EXERCISE DIRECTIONS:
Restate all of the data exactly.

++++ TASK INPUTS ++++

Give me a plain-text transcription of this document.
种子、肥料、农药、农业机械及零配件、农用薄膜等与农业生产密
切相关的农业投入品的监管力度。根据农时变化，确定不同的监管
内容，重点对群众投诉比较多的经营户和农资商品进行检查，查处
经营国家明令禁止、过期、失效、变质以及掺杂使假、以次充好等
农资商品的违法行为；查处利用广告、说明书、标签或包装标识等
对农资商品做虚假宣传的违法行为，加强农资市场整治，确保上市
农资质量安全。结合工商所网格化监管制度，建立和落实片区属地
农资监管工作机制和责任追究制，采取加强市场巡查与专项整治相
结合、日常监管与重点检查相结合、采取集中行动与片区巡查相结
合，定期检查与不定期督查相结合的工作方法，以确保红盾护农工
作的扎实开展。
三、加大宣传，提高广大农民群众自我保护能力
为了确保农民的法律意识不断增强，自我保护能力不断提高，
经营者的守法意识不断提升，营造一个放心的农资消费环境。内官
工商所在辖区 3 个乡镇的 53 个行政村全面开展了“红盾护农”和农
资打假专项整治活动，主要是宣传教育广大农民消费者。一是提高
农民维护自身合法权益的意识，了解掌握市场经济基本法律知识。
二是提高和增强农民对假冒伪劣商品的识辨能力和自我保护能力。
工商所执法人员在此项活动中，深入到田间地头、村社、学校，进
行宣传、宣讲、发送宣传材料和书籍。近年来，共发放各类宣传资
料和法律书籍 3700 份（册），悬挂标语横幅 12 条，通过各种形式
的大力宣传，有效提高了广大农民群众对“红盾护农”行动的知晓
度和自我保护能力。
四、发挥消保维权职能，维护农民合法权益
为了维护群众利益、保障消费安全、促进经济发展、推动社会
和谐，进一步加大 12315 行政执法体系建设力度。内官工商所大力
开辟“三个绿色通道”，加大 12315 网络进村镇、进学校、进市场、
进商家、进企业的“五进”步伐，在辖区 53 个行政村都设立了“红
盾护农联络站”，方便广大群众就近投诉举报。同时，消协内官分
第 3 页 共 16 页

++++

RESPONSE:
Give me a plain-text transcription of this document.
种子、肥料、农药、农业机械及零配件、农用薄膜等与农业生产密
切相关的农业投入品的监管力度。根据农时变化，确定不同的监管
内容，重点对群众投诉比较多的经营户和农资商品进行检查，查处
经营国家明令禁止、过期、失效、变质以及掺杂使假、以次充好等
农资商品的违法行为；查处利用广告、说明书、标签或包装标识等
对农资商品做虚假宣传的违法行为，加强农资市场整治，确保上市
农资质量安全。结合工商所网格化监管制度，建立和落实片区属地
农资监管工作机制和责任追究制，采取加强市场巡查与专项整治相
结合、日常监管与重点检查相结合、采取集中行动与片区巡查相结
合，定期检查与不定期督查相结合的工作方法，以确保红盾护农工
作的扎实开展。
三、加大宣传，提高广大农民群众自我保护能力
为了确保农民的法律意识不断增强，自我保护能力不断提高，
经营者的守法意识不断提升，营造一个放心的农资消费环境。内官
工商所在辖区 3 个乡镇的 53 个行政村全面开展了“红盾护农”和农
资打假专项整治活动，主要是宣传教育广大农民消费者。一是提高
农民维护自身合法权益的意识，了解掌握市场经济基本法律知识。
二是提高和增强农民对假冒伪劣商品的识辨能力和自我保护能力。
工商所执法人员在此项活动中，深入到田间地头、村社、学校，进
行宣传、宣讲、发送宣传材料和书籍。近年来，共发放各类宣传资
料和法律书籍 3700 份（册），悬挂标语横幅 12 条，通过各种形式
的大力宣传，有效提高了广大农民群众对“红盾护农”行动的知晓
度和自我保护能力。
四、发挥消保维权职能，维护农民合法权益
为了维护群众利益、保障消费安全、促进经济发展、推动社会
和谐，进一步加大 12315 行政执法体系建设力度。内官工商所大力
开辟“三个绿色通道”，加大 12315 网络进村镇、进学校、进市场、
进商家、进企业的“五进”步伐，在辖区 53 个行政村都设立了“红
盾护农联络站”，方便广大群众就近投诉举报。同时，消协内官分
第 3 页 共 16 页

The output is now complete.